REQUIRED WORK ▸
Your task is to output the data exactly as it stands.

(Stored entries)
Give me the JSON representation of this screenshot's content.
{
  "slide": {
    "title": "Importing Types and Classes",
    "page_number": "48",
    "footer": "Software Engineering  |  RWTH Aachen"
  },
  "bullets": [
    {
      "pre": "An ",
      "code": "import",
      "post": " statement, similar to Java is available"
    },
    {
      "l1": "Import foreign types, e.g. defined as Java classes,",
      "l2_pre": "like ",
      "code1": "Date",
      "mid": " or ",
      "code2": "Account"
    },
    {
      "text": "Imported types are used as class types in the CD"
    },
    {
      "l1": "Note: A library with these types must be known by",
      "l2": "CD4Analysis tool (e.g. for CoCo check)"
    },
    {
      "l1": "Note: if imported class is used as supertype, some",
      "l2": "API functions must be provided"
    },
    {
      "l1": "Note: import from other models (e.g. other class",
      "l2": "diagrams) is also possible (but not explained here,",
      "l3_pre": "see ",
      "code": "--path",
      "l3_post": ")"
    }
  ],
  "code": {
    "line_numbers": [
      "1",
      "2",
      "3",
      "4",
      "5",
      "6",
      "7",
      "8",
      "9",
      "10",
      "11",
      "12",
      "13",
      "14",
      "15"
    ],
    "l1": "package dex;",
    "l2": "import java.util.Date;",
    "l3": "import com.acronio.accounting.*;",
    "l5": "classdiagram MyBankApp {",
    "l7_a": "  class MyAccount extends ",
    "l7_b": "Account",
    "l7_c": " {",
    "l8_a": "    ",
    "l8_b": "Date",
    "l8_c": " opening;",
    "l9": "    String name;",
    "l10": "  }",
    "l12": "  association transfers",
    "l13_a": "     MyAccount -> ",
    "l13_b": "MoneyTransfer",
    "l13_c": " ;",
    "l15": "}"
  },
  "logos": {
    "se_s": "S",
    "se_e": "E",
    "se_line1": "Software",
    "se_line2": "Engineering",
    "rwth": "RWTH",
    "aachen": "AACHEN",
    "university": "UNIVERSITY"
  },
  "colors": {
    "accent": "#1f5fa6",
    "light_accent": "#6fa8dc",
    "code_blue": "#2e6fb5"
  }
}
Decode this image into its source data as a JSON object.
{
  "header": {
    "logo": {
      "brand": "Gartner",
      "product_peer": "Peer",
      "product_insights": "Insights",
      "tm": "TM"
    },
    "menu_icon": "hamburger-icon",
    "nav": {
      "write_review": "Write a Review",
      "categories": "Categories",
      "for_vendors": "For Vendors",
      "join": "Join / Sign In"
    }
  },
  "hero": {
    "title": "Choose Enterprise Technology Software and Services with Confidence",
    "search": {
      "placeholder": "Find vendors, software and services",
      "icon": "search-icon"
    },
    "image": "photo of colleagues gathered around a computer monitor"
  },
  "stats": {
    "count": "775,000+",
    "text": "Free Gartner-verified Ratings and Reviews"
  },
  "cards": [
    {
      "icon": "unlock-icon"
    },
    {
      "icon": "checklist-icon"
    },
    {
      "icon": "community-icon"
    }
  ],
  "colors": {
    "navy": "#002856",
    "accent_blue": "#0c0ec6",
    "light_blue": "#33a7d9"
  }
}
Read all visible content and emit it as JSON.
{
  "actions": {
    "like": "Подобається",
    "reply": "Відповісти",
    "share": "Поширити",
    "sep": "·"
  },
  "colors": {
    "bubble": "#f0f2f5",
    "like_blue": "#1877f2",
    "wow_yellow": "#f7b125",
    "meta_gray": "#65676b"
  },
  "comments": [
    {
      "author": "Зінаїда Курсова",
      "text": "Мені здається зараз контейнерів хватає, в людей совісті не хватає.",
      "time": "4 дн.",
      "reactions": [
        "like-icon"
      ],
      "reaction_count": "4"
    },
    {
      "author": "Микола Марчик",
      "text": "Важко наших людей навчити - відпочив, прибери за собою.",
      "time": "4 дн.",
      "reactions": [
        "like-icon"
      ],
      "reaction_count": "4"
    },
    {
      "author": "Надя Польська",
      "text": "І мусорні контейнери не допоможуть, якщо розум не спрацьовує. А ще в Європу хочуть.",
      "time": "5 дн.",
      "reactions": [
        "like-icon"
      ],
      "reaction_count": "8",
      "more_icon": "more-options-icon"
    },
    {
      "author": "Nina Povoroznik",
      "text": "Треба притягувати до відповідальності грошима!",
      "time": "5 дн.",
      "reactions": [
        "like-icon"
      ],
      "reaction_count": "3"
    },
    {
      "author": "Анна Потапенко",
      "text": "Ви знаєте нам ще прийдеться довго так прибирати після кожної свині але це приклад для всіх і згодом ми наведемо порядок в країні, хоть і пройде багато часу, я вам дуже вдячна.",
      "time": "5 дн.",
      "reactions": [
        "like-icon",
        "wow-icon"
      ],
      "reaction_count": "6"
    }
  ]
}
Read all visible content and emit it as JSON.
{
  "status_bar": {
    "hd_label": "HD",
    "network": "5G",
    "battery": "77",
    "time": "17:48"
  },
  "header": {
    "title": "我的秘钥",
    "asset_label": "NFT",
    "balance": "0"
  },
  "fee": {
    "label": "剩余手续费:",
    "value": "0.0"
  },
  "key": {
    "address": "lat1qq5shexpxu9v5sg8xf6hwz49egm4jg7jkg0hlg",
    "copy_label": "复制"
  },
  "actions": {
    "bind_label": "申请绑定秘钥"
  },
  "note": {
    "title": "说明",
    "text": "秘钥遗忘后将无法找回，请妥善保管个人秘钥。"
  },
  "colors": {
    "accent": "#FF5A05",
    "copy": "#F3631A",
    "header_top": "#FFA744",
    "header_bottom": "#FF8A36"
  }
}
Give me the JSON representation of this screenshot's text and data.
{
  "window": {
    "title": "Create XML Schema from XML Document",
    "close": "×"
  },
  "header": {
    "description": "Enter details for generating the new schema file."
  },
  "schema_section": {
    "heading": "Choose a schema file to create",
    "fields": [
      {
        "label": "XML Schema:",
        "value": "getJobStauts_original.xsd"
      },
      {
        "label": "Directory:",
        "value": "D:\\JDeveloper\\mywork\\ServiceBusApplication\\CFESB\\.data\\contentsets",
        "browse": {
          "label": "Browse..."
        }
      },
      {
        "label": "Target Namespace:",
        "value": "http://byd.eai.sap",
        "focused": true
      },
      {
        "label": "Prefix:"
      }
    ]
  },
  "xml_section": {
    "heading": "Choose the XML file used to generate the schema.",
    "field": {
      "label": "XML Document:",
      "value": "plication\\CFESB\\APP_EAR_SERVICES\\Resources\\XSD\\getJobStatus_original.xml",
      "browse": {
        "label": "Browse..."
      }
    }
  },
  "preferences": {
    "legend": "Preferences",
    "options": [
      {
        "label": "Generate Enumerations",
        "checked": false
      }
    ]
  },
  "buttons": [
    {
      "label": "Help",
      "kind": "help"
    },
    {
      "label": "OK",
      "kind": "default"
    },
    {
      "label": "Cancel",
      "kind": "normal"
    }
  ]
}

EXERCISE OUTPUT ▸
Give me the JSON representation of this screenshot's content.
{
  "slide": {
    "title": "Importing Types and Classes",
    "page_number": "48",
    "footer": "Software Engineering  |  RWTH Aachen"
  },
  "bullets": [
    {
      "pre": "An ",
      "code": "import",
      "post": " statement, similar to Java is available"
    },
    {
      "l1": "Import foreign types, e.g. defined as Java classes,",
      "l2_pre": "like ",
      "code1": "Date",
      "mid": " or ",
      "code2": "Account"
    },
    {
      "text": "Imported types are used as class types in the CD"
    },
    {
      "l1": "Note: A library with these types must be known by",
      "l2": "CD4Analysis tool (e.g. for CoCo check)"
    },
    {
      "l1": "Note: if imported class is used as supertype, some",
      "l2": "API functions must be provided"
    },
    {
      "l1": "Note: import from other models (e.g. other class",
      "l2": "diagrams) is also possible (but not explained here,",
      "l3_pre": "see ",
      "code": "--path",
      "l3_post": ")"
    }
  ],
  "code": {
    "line_numbers": [
      "1",
      "2",
      "3",
      "4",
      "5",
      "6",
      "7",
      "8",
      "9",
      "10",
      "11",
      "12",
      "13",
      "14",
      "15"
    ],
    "l1": "package dex;",
    "l2": "import java.util.Date;",
    "l3": "import com.acronio.accounting.*;",
    "l5": "classdiagram MyBankApp {",
    "l7_a": "  class MyAccount extends ",
    "l7_b": "Account",
    "l7_c": " {",
    "l8_a": "    ",
    "l8_b": "Date",
    "l8_c": " opening;",
    "l9": "    String name;",
    "l10": "  }",
    "l12": "  association transfers",
    "l13_a": "     MyAccount -> ",
    "l13_b": "MoneyTransfer",
    "l13_c": " ;",
    "l15": "}"
  },
  "logos": {
    "se_s": "S",
    "se_e": "E",
    "se_line1": "Software",
    "se_line2": "Engineering",
    "rwth": "RWTH",
    "aachen": "AACHEN",
    "university": "UNIVERSITY"
  },
  "colors": {
    "accent": "#1f5fa6",
    "light_accent": "#6fa8dc",
    "code_blue": "#2e6fb5"
  }
}
Decode this image into its source data as a JSON object.
{
  "header": {
    "logo": {
      "brand": "Gartner",
      "product_peer": "Peer",
      "product_insights": "Insights",
      "tm": "TM"
    },
    "menu_icon": "hamburger-icon",
    "nav": {
      "write_review": "Write a Review",
      "categories": "Categories",
      "for_vendors": "For Vendors",
      "join": "Join / Sign In"
    }
  },
  "hero": {
    "title": "Choose Enterprise Technology Software and Services with Confidence",
    "search": {
      "placeholder": "Find vendors, software and services",
      "icon": "search-icon"
    },
    "image": "photo of colleagues gathered around a computer monitor"
  },
  "stats": {
    "count": "775,000+",
    "text": "Free Gartner-verified Ratings and Reviews"
  },
  "cards": [
    {
      "icon": "unlock-icon"
    },
    {
      "icon": "checklist-icon"
    },
    {
      "icon": "community-icon"
    }
  ],
  "colors": {
    "navy": "#002856",
    "accent_blue": "#0c0ec6",
    "light_blue": "#33a7d9"
  }
}
Read all visible content and emit it as JSON.
{
  "actions": {
    "like": "Подобається",
    "reply": "Відповісти",
    "share": "Поширити",
    "sep": "·"
  },
  "colors": {
    "bubble": "#f0f2f5",
    "like_blue": "#1877f2",
    "wow_yellow": "#f7b125",
    "meta_gray": "#65676b"
  },
  "comments": [
    {
      "author": "Зінаїда Курсова",
      "text": "Мені здається зараз контейнерів хватає, в людей совісті не хватає.",
      "time": "4 дн.",
      "reactions": [
        "like-icon"
      ],
      "reaction_count": "4"
    },
    {
      "author": "Микола Марчик",
      "text": "Важко наших людей навчити - відпочив, прибери за собою.",
      "time": "4 дн.",
      "reactions": [
        "like-icon"
      ],
      "reaction_count": "4"
    },
    {
      "author": "Надя Польська",
      "text": "І мусорні контейнери не допоможуть, якщо розум не спрацьовує. А ще в Європу хочуть.",
      "time": "5 дн.",
      "reactions": [
        "like-icon"
      ],
      "reaction_count": "8",
      "more_icon": "more-options-icon"
    },
    {
      "author": "Nina Povoroznik",
      "text": "Треба притягувати до відповідальності грошима!",
      "time": "5 дн.",
      "reactions": [
        "like-icon"
      ],
      "reaction_count": "3"
    },
    {
      "author": "Анна Потапенко",
      "text": "Ви знаєте нам ще прийдеться довго так прибирати після кожної свині але це приклад для всіх і згодом ми наведемо порядок в країні, хоть і пройде багато часу, я вам дуже вдячна.",
      "time": "5 дн.",
      "reactions": [
        "like-icon",
        "wow-icon"
      ],
      "reaction_count": "6"
    }
  ]
}
Read all visible content and emit it as JSON.
{
  "status_bar": {
    "hd_label": "HD",
    "network": "5G",
    "battery": "77",
    "time": "17:48"
  },
  "header": {
    "title": "我的秘钥",
    "asset_label": "NFT",
    "balance": "0"
  },
  "fee": {
    "label": "剩余手续费:",
    "value": "0.0"
  },
  "key": {
    "address": "lat1qq5shexpxu9v5sg8xf6hwz49egm4jg7jkg0hlg",
    "copy_label": "复制"
  },
  "actions": {
    "bind_label": "申请绑定秘钥"
  },
  "note": {
    "title": "说明",
    "text": "秘钥遗忘后将无法找回，请妥善保管个人秘钥。"
  },
  "colors": {
    "accent": "#FF5A05",
    "copy": "#F3631A",
    "header_top": "#FFA744",
    "header_bottom": "#FF8A36"
  }
}
Give me the JSON representation of this screenshot's text and data.
{
  "window": {
    "title": "Create XML Schema from XML Document",
    "close": "×"
  },
  "header": {
    "description": "Enter details for generating the new schema file."
  },
  "schema_section": {
    "heading": "Choose a schema file to create",
    "fields": [
      {
        "label": "XML Schema:",
        "value": "getJobStauts_original.xsd"
      },
      {
        "label": "Directory:",
        "value": "D:\\JDeveloper\\mywork\\ServiceBusApplication\\CFESB\\.data\\contentsets",
        "browse": {
          "label": "Browse..."
        }
      },
      {
        "label": "Target Namespace:",
        "value": "http://byd.eai.sap",
        "focused": true
      },
      {
        "label": "Prefix:"
      }
    ]
  },
  "xml_section": {
    "heading": "Choose the XML file used to generate the schema.",
    "field": {
      "label": "XML Document:",
      "value": "plication\\CFESB\\APP_EAR_SERVICES\\Resources\\XSD\\getJobStatus_original.xml",
      "browse": {
        "label": "Browse..."
      }
    }
  },
  "preferences": {
    "legend": "Preferences",
    "options": [
      {
        "label": "Generate Enumerations",
        "checked": false
      }
    ]
  },
  "buttons": [
    {
      "label": "Help",
      "kind": "help"
    },
    {
      "label": "OK",
      "kind": "default"
    },
    {
      "label": "Cancel",
      "kind": "normal"
    }
  ]
}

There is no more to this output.